== Task prompt ==
Copy all of the material exactly. Pictures are not to appear in the copy.

Data entries
—————

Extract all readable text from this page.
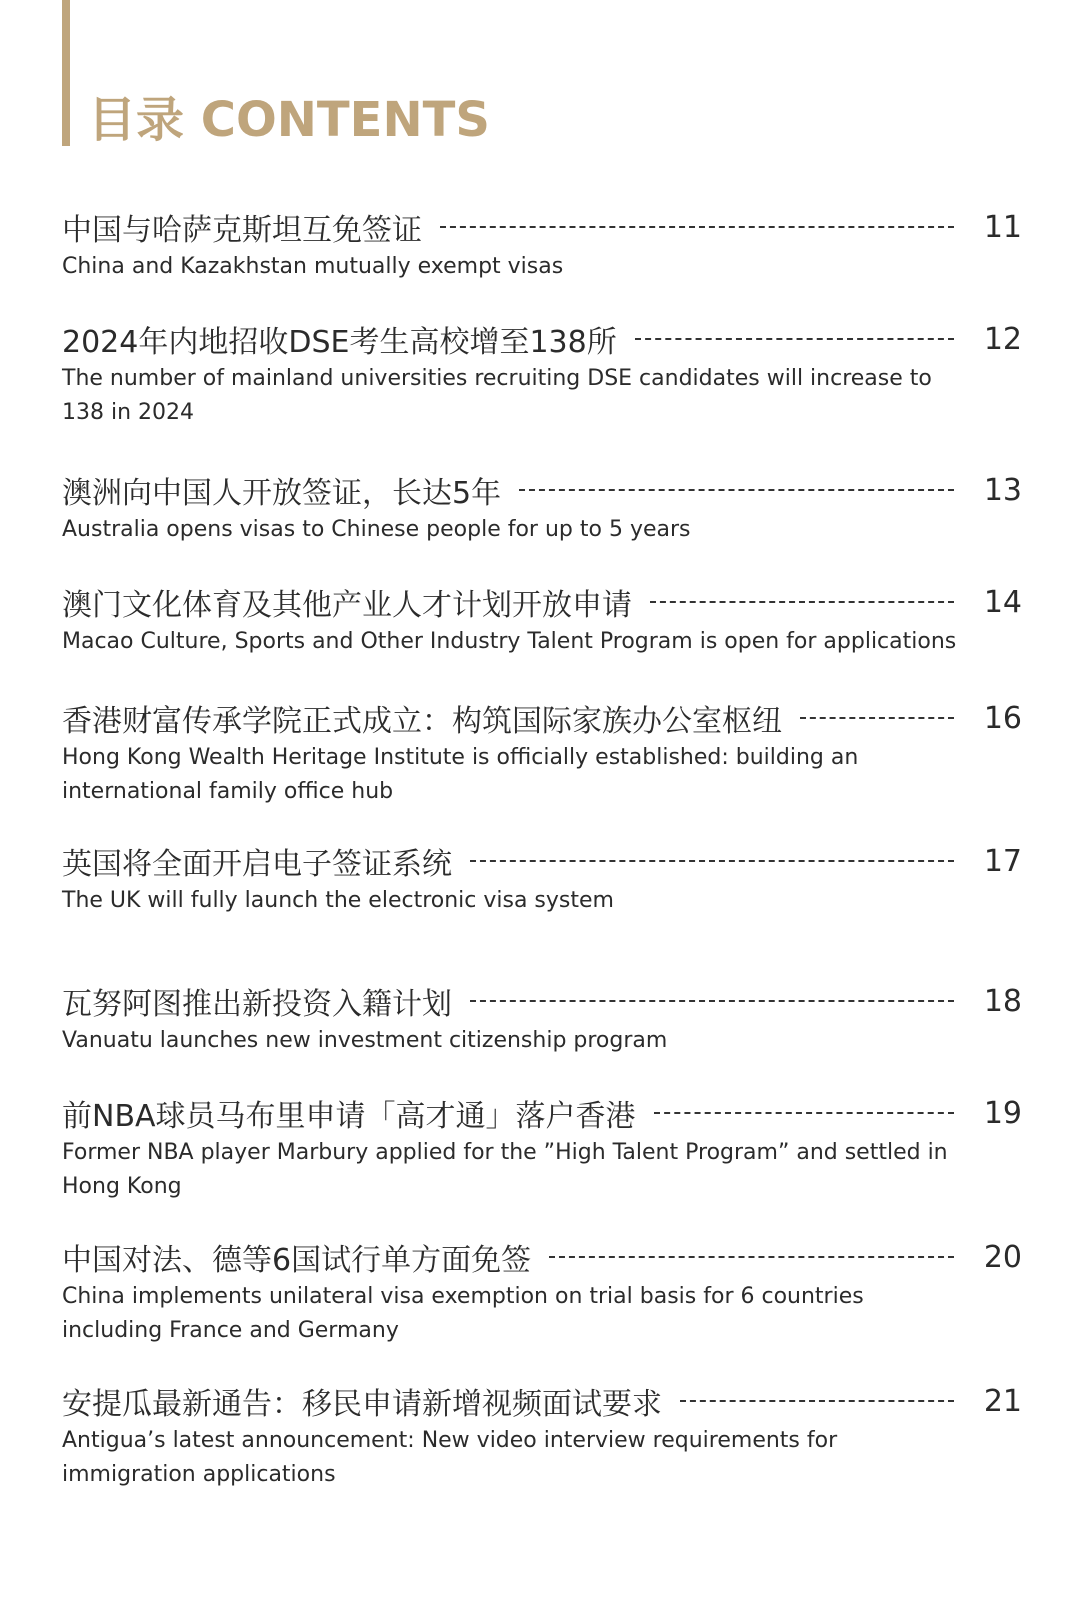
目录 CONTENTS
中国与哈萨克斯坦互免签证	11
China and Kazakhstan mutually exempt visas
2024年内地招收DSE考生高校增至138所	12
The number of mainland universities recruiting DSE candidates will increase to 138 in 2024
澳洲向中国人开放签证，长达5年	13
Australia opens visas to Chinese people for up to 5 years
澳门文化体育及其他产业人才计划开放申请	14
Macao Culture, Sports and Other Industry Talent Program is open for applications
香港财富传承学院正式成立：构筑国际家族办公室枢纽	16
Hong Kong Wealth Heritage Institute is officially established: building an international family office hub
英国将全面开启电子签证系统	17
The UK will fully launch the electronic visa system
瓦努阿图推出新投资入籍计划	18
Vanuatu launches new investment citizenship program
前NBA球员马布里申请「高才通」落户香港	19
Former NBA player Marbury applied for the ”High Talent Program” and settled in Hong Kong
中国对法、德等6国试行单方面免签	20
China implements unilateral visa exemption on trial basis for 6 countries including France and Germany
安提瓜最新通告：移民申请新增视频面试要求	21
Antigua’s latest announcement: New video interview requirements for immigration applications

—————

== Answer below ==
Extract all readable text from this page.
目录 CONTENTS
中国与哈萨克斯坦互免签证	11
China and Kazakhstan mutually exempt visas
2024年内地招收DSE考生高校增至138所	12
The number of mainland universities recruiting DSE candidates will increase to 138 in 2024
澳洲向中国人开放签证，长达5年	13
Australia opens visas to Chinese people for up to 5 years
澳门文化体育及其他产业人才计划开放申请	14
Macao Culture, Sports and Other Industry Talent Program is open for applications
香港财富传承学院正式成立：构筑国际家族办公室枢纽	16
Hong Kong Wealth Heritage Institute is officially established: building an international family office hub
英国将全面开启电子签证系统	17
The UK will fully launch the electronic visa system
瓦努阿图推出新投资入籍计划	18
Vanuatu launches new investment citizenship program
前NBA球员马布里申请「高才通」落户香港	19
Former NBA player Marbury applied for the ”High Talent Program” and settled in Hong Kong
中国对法、德等6国试行单方面免签	20
China implements unilateral visa exemption on trial basis for 6 countries including France and Germany
安提瓜最新通告：移民申请新增视频面试要求	21
Antigua’s latest announcement: New video interview requirements for immigration applications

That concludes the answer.